Task to complete » Your task is to copy every line of the entries that contains "Lima".

[Data for this task start]

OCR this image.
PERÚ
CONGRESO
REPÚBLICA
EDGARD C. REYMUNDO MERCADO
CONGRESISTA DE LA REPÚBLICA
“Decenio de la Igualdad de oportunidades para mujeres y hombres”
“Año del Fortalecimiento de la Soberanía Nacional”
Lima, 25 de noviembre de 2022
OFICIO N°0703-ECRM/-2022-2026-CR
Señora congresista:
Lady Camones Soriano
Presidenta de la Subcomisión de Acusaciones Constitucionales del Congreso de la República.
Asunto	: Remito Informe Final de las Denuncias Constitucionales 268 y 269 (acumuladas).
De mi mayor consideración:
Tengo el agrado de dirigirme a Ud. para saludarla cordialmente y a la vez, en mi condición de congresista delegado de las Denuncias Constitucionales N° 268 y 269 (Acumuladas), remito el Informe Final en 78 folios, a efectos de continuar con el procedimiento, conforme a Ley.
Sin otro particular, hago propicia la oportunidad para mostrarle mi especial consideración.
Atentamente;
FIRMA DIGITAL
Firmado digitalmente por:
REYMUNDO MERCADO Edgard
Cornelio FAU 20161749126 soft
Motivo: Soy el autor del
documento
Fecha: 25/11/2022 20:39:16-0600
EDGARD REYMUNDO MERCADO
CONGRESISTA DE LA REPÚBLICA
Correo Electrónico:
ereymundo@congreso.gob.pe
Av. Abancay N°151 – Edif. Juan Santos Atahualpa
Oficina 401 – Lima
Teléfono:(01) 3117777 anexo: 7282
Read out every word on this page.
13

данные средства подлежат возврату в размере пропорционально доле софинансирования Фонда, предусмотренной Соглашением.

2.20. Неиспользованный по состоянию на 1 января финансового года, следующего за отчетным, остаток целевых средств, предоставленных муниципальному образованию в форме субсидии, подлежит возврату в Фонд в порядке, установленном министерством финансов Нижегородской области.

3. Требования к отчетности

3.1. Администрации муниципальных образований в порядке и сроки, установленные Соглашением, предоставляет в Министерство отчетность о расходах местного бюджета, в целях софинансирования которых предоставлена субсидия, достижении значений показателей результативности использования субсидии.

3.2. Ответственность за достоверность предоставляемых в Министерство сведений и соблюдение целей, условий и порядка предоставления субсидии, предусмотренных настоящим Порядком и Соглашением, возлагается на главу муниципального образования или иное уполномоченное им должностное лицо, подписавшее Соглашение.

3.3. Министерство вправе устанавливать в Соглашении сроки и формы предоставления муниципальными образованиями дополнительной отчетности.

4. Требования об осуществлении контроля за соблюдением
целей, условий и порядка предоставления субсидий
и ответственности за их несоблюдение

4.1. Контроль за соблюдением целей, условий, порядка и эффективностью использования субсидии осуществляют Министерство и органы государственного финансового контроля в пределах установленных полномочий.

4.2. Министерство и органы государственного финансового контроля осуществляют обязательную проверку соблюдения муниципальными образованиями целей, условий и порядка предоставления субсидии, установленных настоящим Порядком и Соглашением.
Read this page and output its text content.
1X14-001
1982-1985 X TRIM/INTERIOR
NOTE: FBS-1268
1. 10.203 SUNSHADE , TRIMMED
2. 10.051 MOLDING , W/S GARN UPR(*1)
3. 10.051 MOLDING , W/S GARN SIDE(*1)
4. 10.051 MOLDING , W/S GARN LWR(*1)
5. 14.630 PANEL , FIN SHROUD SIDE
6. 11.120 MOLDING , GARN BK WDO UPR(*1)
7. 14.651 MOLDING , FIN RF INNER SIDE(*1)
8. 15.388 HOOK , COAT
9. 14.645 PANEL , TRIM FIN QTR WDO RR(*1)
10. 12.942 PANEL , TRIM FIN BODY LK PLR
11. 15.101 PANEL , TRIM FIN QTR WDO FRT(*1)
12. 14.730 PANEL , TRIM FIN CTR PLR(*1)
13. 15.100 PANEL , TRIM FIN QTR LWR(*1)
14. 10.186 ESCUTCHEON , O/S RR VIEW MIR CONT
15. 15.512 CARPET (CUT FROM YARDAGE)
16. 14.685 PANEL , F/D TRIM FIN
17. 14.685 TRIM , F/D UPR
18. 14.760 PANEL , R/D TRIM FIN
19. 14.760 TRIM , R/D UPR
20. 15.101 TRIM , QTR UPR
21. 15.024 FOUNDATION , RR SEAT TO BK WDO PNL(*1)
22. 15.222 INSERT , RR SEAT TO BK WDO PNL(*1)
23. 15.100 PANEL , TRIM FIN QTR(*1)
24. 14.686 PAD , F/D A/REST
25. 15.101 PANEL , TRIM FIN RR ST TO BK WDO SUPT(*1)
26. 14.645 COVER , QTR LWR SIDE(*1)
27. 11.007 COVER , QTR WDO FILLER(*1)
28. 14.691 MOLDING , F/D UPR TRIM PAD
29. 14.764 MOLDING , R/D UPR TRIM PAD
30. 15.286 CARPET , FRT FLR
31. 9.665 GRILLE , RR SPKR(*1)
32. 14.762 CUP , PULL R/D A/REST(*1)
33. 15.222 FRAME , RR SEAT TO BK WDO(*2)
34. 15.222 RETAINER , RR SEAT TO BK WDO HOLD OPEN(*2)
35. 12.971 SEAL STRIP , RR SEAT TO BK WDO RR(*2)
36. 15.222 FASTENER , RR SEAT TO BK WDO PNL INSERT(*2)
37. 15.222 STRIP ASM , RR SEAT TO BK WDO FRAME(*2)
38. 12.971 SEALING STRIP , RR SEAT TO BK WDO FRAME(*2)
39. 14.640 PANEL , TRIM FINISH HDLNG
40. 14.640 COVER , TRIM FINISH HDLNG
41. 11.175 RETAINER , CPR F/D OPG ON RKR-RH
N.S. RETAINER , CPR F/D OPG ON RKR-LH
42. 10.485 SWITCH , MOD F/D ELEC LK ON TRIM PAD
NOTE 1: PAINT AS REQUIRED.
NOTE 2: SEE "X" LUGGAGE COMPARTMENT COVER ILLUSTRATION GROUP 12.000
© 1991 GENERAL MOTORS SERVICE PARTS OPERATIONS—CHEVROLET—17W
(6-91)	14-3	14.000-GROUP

[Data for this task end]

Result »
Lima, 25 de noviembre de 2022
Oficina 401 – Lima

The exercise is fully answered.